◆ Record excerpts ◆
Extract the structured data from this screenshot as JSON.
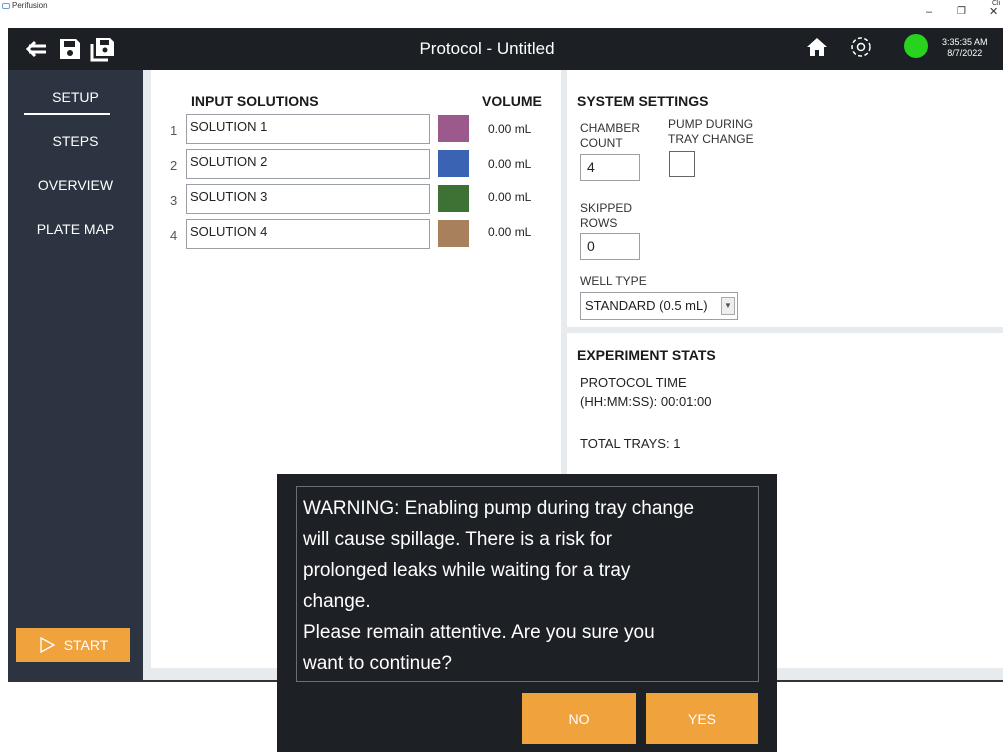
{
  "window": {
    "app_name": "Perifusion",
    "minimize": "–",
    "restore": "❐",
    "close": "✕",
    "clip_text": "Cli"
  },
  "header": {
    "title": "Protocol - Untitled",
    "time": "3:35:35 AM",
    "date": "8/7/2022",
    "status_color": "#28d320"
  },
  "sidebar": {
    "items": [
      {
        "label": "SETUP",
        "active": true
      },
      {
        "label": "STEPS"
      },
      {
        "label": "OVERVIEW"
      },
      {
        "label": "PLATE MAP"
      }
    ],
    "start_label": "START"
  },
  "input_solutions": {
    "heading": "INPUT SOLUTIONS",
    "volume_heading": "VOLUME",
    "rows": [
      {
        "num": "1",
        "name": "SOLUTION 1",
        "color": "#9c5a8c",
        "volume": "0.00 mL"
      },
      {
        "num": "2",
        "name": "SOLUTION 2",
        "color": "#3a64b3",
        "volume": "0.00 mL"
      },
      {
        "num": "3",
        "name": "SOLUTION 3",
        "color": "#3e7234",
        "volume": "0.00 mL"
      },
      {
        "num": "4",
        "name": "SOLUTION 4",
        "color": "#a8805c",
        "volume": "0.00 mL"
      }
    ]
  },
  "system_settings": {
    "heading": "SYSTEM SETTINGS",
    "chamber_count_label_1": "CHAMBER",
    "chamber_count_label_2": "COUNT",
    "chamber_count_value": "4",
    "pump_label_1": "PUMP DURING",
    "pump_label_2": "TRAY CHANGE",
    "skipped_rows_label_1": "SKIPPED",
    "skipped_rows_label_2": "ROWS",
    "skipped_rows_value": "0",
    "well_type_label": "WELL TYPE",
    "well_type_value": "STANDARD (0.5 mL)"
  },
  "experiment_stats": {
    "heading": "EXPERIMENT STATS",
    "protocol_time_label": "PROTOCOL TIME",
    "protocol_time_value": "(HH:MM:SS): 00:01:00",
    "total_trays": "TOTAL TRAYS: 1"
  },
  "dialog": {
    "line1": "WARNING: Enabling pump during tray change",
    "line2": "will cause spillage.  There is a risk for",
    "line3": "prolonged leaks while waiting for a tray",
    "line4": "change.",
    "line5": "Please remain attentive.  Are you sure you",
    "line6": "want to continue?",
    "no_label": "NO",
    "yes_label": "YES"
  }
}
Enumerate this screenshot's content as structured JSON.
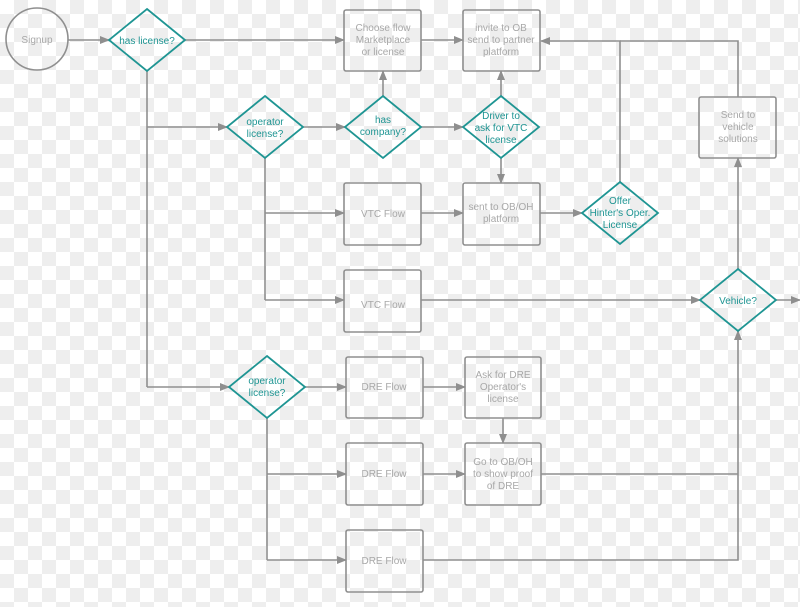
{
  "colors": {
    "decision": "#1f9593",
    "process": "#8f8f8f",
    "text_process": "#a8a8a8"
  },
  "nodes": {
    "signup": {
      "lines": [
        "Signup"
      ]
    },
    "has_license": {
      "lines": [
        "has license?"
      ]
    },
    "choose_flow": {
      "lines": [
        "Choose flow",
        "Marketplace",
        "or license"
      ]
    },
    "invite": {
      "lines": [
        "invite to OB",
        "send to partner",
        "platform"
      ]
    },
    "operator_license_1": {
      "lines": [
        "operator",
        "license?"
      ]
    },
    "has_company": {
      "lines": [
        "has",
        "company?"
      ]
    },
    "driver_vtc": {
      "lines": [
        "Driver to",
        "ask for VTC",
        "license"
      ]
    },
    "send_vehicle": {
      "lines": [
        "Send to",
        "vehicle",
        "solutions"
      ]
    },
    "vtc_flow_1": {
      "lines": [
        "VTC Flow"
      ]
    },
    "sent_obh": {
      "lines": [
        "sent to OB/OH",
        "platform"
      ]
    },
    "offer": {
      "lines": [
        "Offer",
        "Hinter's Oper.",
        "License"
      ]
    },
    "vtc_flow_2": {
      "lines": [
        "VTC Flow"
      ]
    },
    "vehicle": {
      "lines": [
        "Vehicle?"
      ]
    },
    "operator_license_2": {
      "lines": [
        "operator",
        "license?"
      ]
    },
    "dre_flow_1": {
      "lines": [
        "DRE Flow"
      ]
    },
    "ask_dre": {
      "lines": [
        "Ask for DRE",
        "Operator's",
        "license"
      ]
    },
    "dre_flow_2": {
      "lines": [
        "DRE Flow"
      ]
    },
    "go_obh": {
      "lines": [
        "Go to OB/OH",
        "to show proof",
        "of DRE"
      ]
    },
    "dre_flow_3": {
      "lines": [
        "DRE Flow"
      ]
    }
  }
}
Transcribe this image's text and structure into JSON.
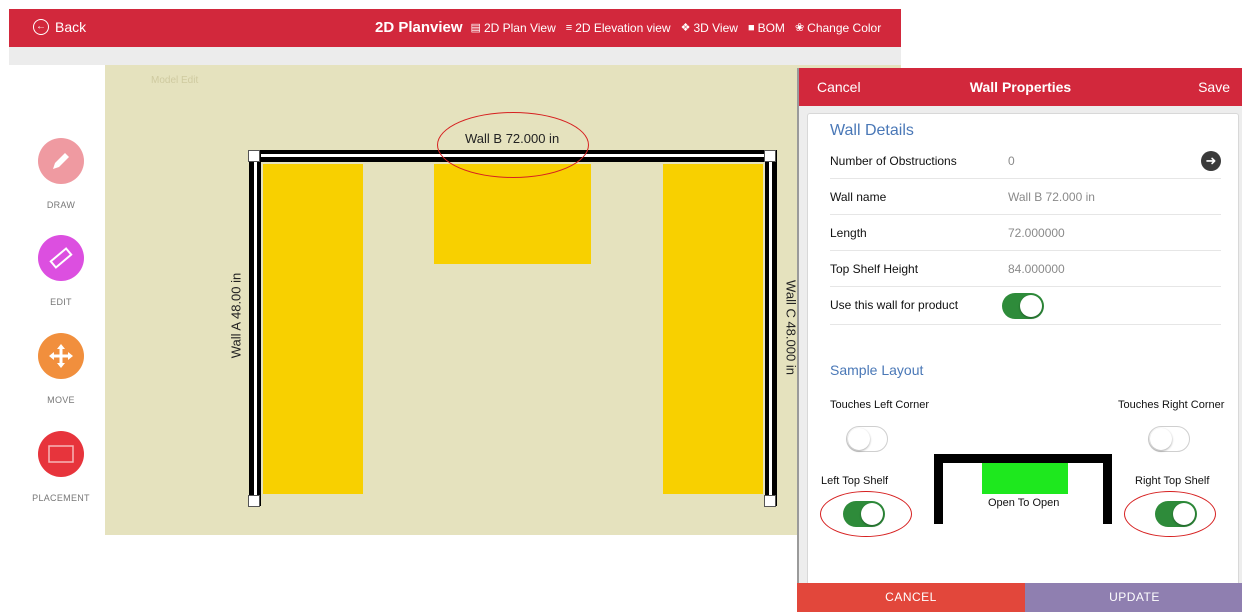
{
  "header": {
    "back_label": "Back",
    "back_icon": "arrow-left-circle-icon",
    "title": "2D Planview",
    "nav": [
      {
        "label": "2D Plan View",
        "icon": "plan-icon"
      },
      {
        "label": "2D Elevation view",
        "icon": "list-icon"
      },
      {
        "label": "3D View",
        "icon": "cube-icon"
      },
      {
        "label": "BOM",
        "icon": "document-icon"
      },
      {
        "label": "Change Color",
        "icon": "palette-icon"
      }
    ],
    "color": "#d2283c"
  },
  "toolbar": {
    "tools": [
      {
        "label": "DRAW",
        "icon": "pencil-icon",
        "color": "#ef9aa1"
      },
      {
        "label": "EDIT",
        "icon": "ruler-icon",
        "color": "#dc4fe0"
      },
      {
        "label": "MOVE",
        "icon": "move-arrows-icon",
        "color": "#f18f3d"
      },
      {
        "label": "PLACEMENT",
        "icon": "placement-icon",
        "color": "#e7343c"
      }
    ]
  },
  "canvas": {
    "mode_label": "Model Edit",
    "wall_a_label": "Wall A 48.00 in",
    "wall_b_label": "Wall B 72.000 in",
    "wall_c_label": "Wall C 48.000 in",
    "background": "#e5e2be",
    "cabinet_color": "#f8d000"
  },
  "panel": {
    "cancel_label": "Cancel",
    "title": "Wall Properties",
    "save_label": "Save",
    "wall_details_title": "Wall Details",
    "rows": [
      {
        "label": "Number of Obstructions",
        "value": "0"
      },
      {
        "label": "Wall name",
        "value": "Wall B 72.000 in"
      },
      {
        "label": "Length",
        "value": "72.000000"
      },
      {
        "label": "Top Shelf Height",
        "value": "84.000000"
      },
      {
        "label": "Use this wall for product",
        "value": ""
      }
    ],
    "use_wall_on": true,
    "sample_layout_title": "Sample Layout",
    "touches_left_label": "Touches Left Corner",
    "touches_right_label": "Touches Right Corner",
    "touches_left_on": false,
    "touches_right_on": false,
    "left_top_shelf_label": "Left Top Shelf",
    "right_top_shelf_label": "Right Top Shelf",
    "left_top_shelf_on": true,
    "right_top_shelf_on": true,
    "diagram_label": "Open To Open",
    "cancel_button": "CANCEL",
    "update_button": "UPDATE",
    "cancel_color": "#e2473b",
    "update_color": "#8f7fb0"
  }
}
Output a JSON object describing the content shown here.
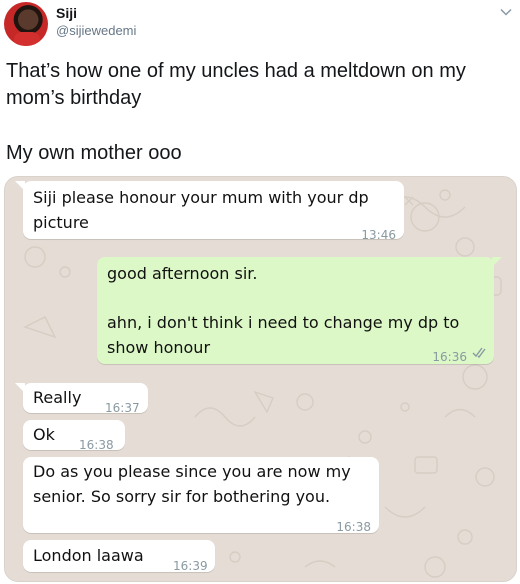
{
  "tweet": {
    "display_name": "Siji",
    "handle": "@sijiewedemi",
    "text_line1": "That’s how one of my uncles had a meltdown on my mom’s birthday",
    "text_line2": "My own mother ooo"
  },
  "chat": {
    "messages": [
      {
        "direction": "in",
        "text": "Siji please honour your mum with your dp picture",
        "time": "13:46"
      },
      {
        "direction": "out",
        "text_p1": "good afternoon sir.",
        "text_p2": "ahn, i don't think i need to change my dp to show honour",
        "time": "16:36",
        "status_icon": "double-check-icon"
      },
      {
        "direction": "in",
        "text": "Really",
        "time": "16:37"
      },
      {
        "direction": "in",
        "text": "Ok",
        "time": "16:38"
      },
      {
        "direction": "in",
        "text": "Do as you please since you are now my senior. So sorry sir for bothering you.",
        "time": "16:38"
      },
      {
        "direction": "in",
        "text": "London laawa",
        "time": "16:39"
      }
    ]
  },
  "colors": {
    "chat_bg": "#e5ddd5",
    "incoming_bubble": "#ffffff",
    "outgoing_bubble": "#dcf8c6"
  }
}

◆ Written problem ◆
Pull out all lines from the listing that contain the string "Corner".

◆ Written solution ◆
    "touches_left_label": "Touches Left Corner",
    "touches_right_label": "Touches Right Corner",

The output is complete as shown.